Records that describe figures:
-=-=-
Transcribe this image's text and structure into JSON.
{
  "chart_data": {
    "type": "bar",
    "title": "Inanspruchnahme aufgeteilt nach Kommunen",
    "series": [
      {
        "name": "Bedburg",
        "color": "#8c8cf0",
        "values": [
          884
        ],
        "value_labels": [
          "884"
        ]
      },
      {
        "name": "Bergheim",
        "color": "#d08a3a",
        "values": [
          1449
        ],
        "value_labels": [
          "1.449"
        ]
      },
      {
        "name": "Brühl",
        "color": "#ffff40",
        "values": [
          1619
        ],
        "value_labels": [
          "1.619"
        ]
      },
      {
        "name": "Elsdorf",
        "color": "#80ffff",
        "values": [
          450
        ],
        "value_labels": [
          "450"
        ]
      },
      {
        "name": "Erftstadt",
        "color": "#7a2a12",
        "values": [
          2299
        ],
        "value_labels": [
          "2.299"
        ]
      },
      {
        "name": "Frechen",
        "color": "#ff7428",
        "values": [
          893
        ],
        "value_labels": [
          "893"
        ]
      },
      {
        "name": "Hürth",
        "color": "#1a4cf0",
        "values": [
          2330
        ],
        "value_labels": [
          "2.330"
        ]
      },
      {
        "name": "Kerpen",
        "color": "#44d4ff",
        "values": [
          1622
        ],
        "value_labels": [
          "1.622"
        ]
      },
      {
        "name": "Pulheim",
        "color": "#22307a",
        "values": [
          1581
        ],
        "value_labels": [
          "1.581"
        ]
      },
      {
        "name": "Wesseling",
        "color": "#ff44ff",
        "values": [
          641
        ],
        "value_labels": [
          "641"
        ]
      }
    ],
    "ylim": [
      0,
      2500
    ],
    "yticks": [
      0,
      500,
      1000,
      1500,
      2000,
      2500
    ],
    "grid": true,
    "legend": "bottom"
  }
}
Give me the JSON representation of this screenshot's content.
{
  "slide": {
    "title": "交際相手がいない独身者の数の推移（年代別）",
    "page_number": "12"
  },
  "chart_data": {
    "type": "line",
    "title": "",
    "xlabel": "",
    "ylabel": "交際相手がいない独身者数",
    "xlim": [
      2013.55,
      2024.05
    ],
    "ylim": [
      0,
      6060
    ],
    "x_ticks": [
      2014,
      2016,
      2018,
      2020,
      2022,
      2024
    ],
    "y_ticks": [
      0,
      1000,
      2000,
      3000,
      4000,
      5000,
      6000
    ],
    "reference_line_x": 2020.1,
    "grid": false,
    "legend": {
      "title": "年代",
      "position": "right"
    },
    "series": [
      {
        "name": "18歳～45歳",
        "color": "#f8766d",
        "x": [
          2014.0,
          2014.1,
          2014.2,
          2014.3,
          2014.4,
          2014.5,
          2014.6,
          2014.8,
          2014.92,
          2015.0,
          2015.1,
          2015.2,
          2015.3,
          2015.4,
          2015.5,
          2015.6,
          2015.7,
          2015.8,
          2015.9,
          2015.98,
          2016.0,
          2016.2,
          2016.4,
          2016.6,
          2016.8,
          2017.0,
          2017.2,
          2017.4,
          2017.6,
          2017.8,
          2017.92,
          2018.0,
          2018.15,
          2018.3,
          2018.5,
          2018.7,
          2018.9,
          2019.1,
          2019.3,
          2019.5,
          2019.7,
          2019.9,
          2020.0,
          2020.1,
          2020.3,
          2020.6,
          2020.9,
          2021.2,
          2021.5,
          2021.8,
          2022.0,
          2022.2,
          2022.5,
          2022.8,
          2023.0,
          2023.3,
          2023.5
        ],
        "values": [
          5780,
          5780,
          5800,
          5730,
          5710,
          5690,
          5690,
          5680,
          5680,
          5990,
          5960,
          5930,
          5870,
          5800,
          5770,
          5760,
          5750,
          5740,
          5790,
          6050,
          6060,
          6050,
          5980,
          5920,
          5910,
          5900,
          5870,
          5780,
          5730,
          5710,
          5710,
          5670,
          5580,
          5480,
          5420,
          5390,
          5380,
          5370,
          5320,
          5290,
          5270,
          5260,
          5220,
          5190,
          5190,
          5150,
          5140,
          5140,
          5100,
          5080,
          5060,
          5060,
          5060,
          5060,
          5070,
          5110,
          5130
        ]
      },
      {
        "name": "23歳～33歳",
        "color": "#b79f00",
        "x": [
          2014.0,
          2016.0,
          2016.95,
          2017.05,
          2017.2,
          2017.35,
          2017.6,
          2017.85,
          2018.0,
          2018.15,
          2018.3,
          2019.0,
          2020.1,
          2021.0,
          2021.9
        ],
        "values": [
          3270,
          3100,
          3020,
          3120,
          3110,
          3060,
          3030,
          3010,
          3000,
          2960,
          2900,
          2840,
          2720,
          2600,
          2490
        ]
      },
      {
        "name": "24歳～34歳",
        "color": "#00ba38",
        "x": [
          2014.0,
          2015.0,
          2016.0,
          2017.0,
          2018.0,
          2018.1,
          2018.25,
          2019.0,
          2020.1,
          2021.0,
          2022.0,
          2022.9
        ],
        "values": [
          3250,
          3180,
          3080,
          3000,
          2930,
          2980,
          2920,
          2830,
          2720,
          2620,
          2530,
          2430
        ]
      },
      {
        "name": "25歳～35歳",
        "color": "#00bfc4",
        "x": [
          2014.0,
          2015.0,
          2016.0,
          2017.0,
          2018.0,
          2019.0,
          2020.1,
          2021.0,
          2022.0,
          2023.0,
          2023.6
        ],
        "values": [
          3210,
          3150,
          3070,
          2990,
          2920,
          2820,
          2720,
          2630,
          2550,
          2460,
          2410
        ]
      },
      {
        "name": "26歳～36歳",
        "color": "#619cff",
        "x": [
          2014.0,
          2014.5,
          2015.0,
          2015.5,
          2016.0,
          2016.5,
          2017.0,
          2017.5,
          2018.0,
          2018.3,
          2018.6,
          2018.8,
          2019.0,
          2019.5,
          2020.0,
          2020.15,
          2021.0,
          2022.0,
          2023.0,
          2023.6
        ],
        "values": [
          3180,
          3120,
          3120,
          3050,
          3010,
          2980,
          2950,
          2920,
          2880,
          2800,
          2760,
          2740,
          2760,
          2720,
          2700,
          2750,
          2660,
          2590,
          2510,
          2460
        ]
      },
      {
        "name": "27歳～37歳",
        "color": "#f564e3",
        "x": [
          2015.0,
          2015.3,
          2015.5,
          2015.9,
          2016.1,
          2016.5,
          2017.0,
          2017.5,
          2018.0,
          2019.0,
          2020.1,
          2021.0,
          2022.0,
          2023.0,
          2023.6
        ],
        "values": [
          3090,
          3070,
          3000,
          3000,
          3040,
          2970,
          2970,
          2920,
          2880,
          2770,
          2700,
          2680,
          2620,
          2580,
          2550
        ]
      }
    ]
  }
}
-=-=-
AIM:
Repeat the records above exactly, from the first line to the last.

THE RESPONSE:
Transcribe this image's text and structure into JSON.
{
  "chart_data": {
    "type": "bar",
    "title": "Inanspruchnahme aufgeteilt nach Kommunen",
    "series": [
      {
        "name": "Bedburg",
        "color": "#8c8cf0",
        "values": [
          884
        ],
        "value_labels": [
          "884"
        ]
      },
      {
        "name": "Bergheim",
        "color": "#d08a3a",
        "values": [
          1449
        ],
        "value_labels": [
          "1.449"
        ]
      },
      {
        "name": "Brühl",
        "color": "#ffff40",
        "values": [
          1619
        ],
        "value_labels": [
          "1.619"
        ]
      },
      {
        "name": "Elsdorf",
        "color": "#80ffff",
        "values": [
          450
        ],
        "value_labels": [
          "450"
        ]
      },
      {
        "name": "Erftstadt",
        "color": "#7a2a12",
        "values": [
          2299
        ],
        "value_labels": [
          "2.299"
        ]
      },
      {
        "name": "Frechen",
        "color": "#ff7428",
        "values": [
          893
        ],
        "value_labels": [
          "893"
        ]
      },
      {
        "name": "Hürth",
        "color": "#1a4cf0",
        "values": [
          2330
        ],
        "value_labels": [
          "2.330"
        ]
      },
      {
        "name": "Kerpen",
        "color": "#44d4ff",
        "values": [
          1622
        ],
        "value_labels": [
          "1.622"
        ]
      },
      {
        "name": "Pulheim",
        "color": "#22307a",
        "values": [
          1581
        ],
        "value_labels": [
          "1.581"
        ]
      },
      {
        "name": "Wesseling",
        "color": "#ff44ff",
        "values": [
          641
        ],
        "value_labels": [
          "641"
        ]
      }
    ],
    "ylim": [
      0,
      2500
    ],
    "yticks": [
      0,
      500,
      1000,
      1500,
      2000,
      2500
    ],
    "grid": true,
    "legend": "bottom"
  }
}
Give me the JSON representation of this screenshot's content.
{
  "slide": {
    "title": "交際相手がいない独身者の数の推移（年代別）",
    "page_number": "12"
  },
  "chart_data": {
    "type": "line",
    "title": "",
    "xlabel": "",
    "ylabel": "交際相手がいない独身者数",
    "xlim": [
      2013.55,
      2024.05
    ],
    "ylim": [
      0,
      6060
    ],
    "x_ticks": [
      2014,
      2016,
      2018,
      2020,
      2022,
      2024
    ],
    "y_ticks": [
      0,
      1000,
      2000,
      3000,
      4000,
      5000,
      6000
    ],
    "reference_line_x": 2020.1,
    "grid": false,
    "legend": {
      "title": "年代",
      "position": "right"
    },
    "series": [
      {
        "name": "18歳～45歳",
        "color": "#f8766d",
        "x": [
          2014.0,
          2014.1,
          2014.2,
          2014.3,
          2014.4,
          2014.5,
          2014.6,
          2014.8,
          2014.92,
          2015.0,
          2015.1,
          2015.2,
          2015.3,
          2015.4,
          2015.5,
          2015.6,
          2015.7,
          2015.8,
          2015.9,
          2015.98,
          2016.0,
          2016.2,
          2016.4,
          2016.6,
          2016.8,
          2017.0,
          2017.2,
          2017.4,
          2017.6,
          2017.8,
          2017.92,
          2018.0,
          2018.15,
          2018.3,
          2018.5,
          2018.7,
          2018.9,
          2019.1,
          2019.3,
          2019.5,
          2019.7,
          2019.9,
          2020.0,
          2020.1,
          2020.3,
          2020.6,
          2020.9,
          2021.2,
          2021.5,
          2021.8,
          2022.0,
          2022.2,
          2022.5,
          2022.8,
          2023.0,
          2023.3,
          2023.5
        ],
        "values": [
          5780,
          5780,
          5800,
          5730,
          5710,
          5690,
          5690,
          5680,
          5680,
          5990,
          5960,
          5930,
          5870,
          5800,
          5770,
          5760,
          5750,
          5740,
          5790,
          6050,
          6060,
          6050,
          5980,
          5920,
          5910,
          5900,
          5870,
          5780,
          5730,
          5710,
          5710,
          5670,
          5580,
          5480,
          5420,
          5390,
          5380,
          5370,
          5320,
          5290,
          5270,
          5260,
          5220,
          5190,
          5190,
          5150,
          5140,
          5140,
          5100,
          5080,
          5060,
          5060,
          5060,
          5060,
          5070,
          5110,
          5130
        ]
      },
      {
        "name": "23歳～33歳",
        "color": "#b79f00",
        "x": [
          2014.0,
          2016.0,
          2016.95,
          2017.05,
          2017.2,
          2017.35,
          2017.6,
          2017.85,
          2018.0,
          2018.15,
          2018.3,
          2019.0,
          2020.1,
          2021.0,
          2021.9
        ],
        "values": [
          3270,
          3100,
          3020,
          3120,
          3110,
          3060,
          3030,
          3010,
          3000,
          2960,
          2900,
          2840,
          2720,
          2600,
          2490
        ]
      },
      {
        "name": "24歳～34歳",
        "color": "#00ba38",
        "x": [
          2014.0,
          2015.0,
          2016.0,
          2017.0,
          2018.0,
          2018.1,
          2018.25,
          2019.0,
          2020.1,
          2021.0,
          2022.0,
          2022.9
        ],
        "values": [
          3250,
          3180,
          3080,
          3000,
          2930,
          2980,
          2920,
          2830,
          2720,
          2620,
          2530,
          2430
        ]
      },
      {
        "name": "25歳～35歳",
        "color": "#00bfc4",
        "x": [
          2014.0,
          2015.0,
          2016.0,
          2017.0,
          2018.0,
          2019.0,
          2020.1,
          2021.0,
          2022.0,
          2023.0,
          2023.6
        ],
        "values": [
          3210,
          3150,
          3070,
          2990,
          2920,
          2820,
          2720,
          2630,
          2550,
          2460,
          2410
        ]
      },
      {
        "name": "26歳～36歳",
        "color": "#619cff",
        "x": [
          2014.0,
          2014.5,
          2015.0,
          2015.5,
          2016.0,
          2016.5,
          2017.0,
          2017.5,
          2018.0,
          2018.3,
          2018.6,
          2018.8,
          2019.0,
          2019.5,
          2020.0,
          2020.15,
          2021.0,
          2022.0,
          2023.0,
          2023.6
        ],
        "values": [
          3180,
          3120,
          3120,
          3050,
          3010,
          2980,
          2950,
          2920,
          2880,
          2800,
          2760,
          2740,
          2760,
          2720,
          2700,
          2750,
          2660,
          2590,
          2510,
          2460
        ]
      },
      {
        "name": "27歳～37歳",
        "color": "#f564e3",
        "x": [
          2015.0,
          2015.3,
          2015.5,
          2015.9,
          2016.1,
          2016.5,
          2017.0,
          2017.5,
          2018.0,
          2019.0,
          2020.1,
          2021.0,
          2022.0,
          2023.0,
          2023.6
        ],
        "values": [
          3090,
          3070,
          3000,
          3000,
          3040,
          2970,
          2970,
          2920,
          2880,
          2770,
          2700,
          2680,
          2620,
          2580,
          2550
        ]
      }
    ]
  }
}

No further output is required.